* Start DATA FOR THIS EXERCISE *

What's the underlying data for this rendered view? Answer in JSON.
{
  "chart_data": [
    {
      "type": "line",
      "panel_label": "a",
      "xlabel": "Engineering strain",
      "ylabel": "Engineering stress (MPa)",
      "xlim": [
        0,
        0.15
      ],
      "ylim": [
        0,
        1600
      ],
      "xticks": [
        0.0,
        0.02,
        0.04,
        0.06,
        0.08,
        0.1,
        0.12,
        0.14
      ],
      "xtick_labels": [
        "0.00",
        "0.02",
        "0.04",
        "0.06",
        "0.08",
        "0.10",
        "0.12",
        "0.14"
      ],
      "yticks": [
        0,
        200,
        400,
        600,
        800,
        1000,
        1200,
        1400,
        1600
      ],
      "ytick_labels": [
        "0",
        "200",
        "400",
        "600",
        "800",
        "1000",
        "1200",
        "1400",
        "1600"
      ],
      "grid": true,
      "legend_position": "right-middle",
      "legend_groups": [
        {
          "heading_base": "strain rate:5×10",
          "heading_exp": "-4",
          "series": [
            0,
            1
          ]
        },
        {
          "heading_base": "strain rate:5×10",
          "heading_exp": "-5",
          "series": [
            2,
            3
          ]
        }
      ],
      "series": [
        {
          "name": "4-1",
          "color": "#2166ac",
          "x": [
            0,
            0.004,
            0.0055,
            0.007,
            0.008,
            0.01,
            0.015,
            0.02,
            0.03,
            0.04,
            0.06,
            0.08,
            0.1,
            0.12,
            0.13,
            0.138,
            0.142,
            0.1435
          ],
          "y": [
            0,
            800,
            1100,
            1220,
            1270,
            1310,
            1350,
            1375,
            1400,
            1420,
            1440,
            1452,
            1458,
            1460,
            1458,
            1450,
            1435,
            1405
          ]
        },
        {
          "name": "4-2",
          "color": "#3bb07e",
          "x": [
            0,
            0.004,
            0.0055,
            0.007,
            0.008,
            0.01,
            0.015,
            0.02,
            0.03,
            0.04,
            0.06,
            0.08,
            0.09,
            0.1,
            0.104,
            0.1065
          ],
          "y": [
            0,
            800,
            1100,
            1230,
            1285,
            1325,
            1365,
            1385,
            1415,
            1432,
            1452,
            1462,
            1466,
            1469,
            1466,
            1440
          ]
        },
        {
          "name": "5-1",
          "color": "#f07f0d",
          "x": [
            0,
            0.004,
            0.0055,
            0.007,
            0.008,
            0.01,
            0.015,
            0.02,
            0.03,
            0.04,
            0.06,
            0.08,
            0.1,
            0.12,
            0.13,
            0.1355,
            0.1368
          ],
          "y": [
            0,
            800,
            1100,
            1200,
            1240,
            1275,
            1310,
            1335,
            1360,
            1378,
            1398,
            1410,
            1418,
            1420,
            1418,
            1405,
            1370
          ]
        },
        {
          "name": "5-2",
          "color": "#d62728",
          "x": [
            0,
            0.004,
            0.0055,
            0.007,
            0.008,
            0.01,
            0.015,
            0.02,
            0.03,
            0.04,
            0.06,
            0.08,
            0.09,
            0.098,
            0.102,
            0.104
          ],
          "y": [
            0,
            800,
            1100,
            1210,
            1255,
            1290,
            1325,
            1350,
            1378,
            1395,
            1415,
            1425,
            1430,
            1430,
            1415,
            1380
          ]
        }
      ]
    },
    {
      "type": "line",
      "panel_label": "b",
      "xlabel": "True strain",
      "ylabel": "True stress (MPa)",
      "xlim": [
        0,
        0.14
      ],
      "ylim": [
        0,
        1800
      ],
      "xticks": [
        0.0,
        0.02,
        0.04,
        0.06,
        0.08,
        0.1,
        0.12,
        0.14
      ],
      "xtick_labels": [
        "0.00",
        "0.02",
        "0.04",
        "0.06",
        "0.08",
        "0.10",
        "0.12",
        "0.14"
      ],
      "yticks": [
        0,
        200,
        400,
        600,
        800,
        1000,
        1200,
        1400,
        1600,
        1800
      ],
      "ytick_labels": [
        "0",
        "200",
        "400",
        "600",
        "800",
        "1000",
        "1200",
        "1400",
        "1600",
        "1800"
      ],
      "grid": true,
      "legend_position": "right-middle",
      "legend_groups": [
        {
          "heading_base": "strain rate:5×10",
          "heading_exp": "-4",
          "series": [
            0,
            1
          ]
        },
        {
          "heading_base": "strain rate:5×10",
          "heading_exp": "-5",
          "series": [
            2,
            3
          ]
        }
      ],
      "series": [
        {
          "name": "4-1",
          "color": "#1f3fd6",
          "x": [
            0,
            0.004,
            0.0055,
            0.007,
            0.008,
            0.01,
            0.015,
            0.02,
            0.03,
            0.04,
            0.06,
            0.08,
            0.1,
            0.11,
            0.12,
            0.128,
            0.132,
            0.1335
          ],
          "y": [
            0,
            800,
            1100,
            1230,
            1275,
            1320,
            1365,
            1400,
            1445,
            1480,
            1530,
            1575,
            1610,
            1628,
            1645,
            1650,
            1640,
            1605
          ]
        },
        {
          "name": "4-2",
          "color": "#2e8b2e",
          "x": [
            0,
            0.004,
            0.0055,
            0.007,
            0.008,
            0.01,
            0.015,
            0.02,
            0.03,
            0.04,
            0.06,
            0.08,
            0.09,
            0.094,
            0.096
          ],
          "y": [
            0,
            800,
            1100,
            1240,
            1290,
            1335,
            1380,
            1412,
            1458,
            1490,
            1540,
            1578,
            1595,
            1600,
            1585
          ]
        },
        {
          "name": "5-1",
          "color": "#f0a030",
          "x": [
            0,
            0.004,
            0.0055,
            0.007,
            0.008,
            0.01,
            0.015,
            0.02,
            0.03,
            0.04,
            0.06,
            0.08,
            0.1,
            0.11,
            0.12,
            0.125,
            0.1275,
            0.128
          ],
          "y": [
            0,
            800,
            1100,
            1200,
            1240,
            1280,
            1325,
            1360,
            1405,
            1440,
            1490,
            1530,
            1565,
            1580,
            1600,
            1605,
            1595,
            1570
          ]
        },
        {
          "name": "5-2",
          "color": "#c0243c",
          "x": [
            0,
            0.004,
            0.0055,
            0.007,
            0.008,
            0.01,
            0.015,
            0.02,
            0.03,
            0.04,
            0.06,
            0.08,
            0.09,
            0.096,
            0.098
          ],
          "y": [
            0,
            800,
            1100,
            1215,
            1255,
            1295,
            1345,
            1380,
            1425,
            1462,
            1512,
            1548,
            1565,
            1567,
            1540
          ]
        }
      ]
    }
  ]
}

* End DATA FOR THIS EXERCISE *

**BRIEF**
Select and copy every line of the listing with the word "Engineering".

**OUTPUT BELOW**
      "xlabel": "Engineering strain",
      "ylabel": "Engineering stress (MPa)",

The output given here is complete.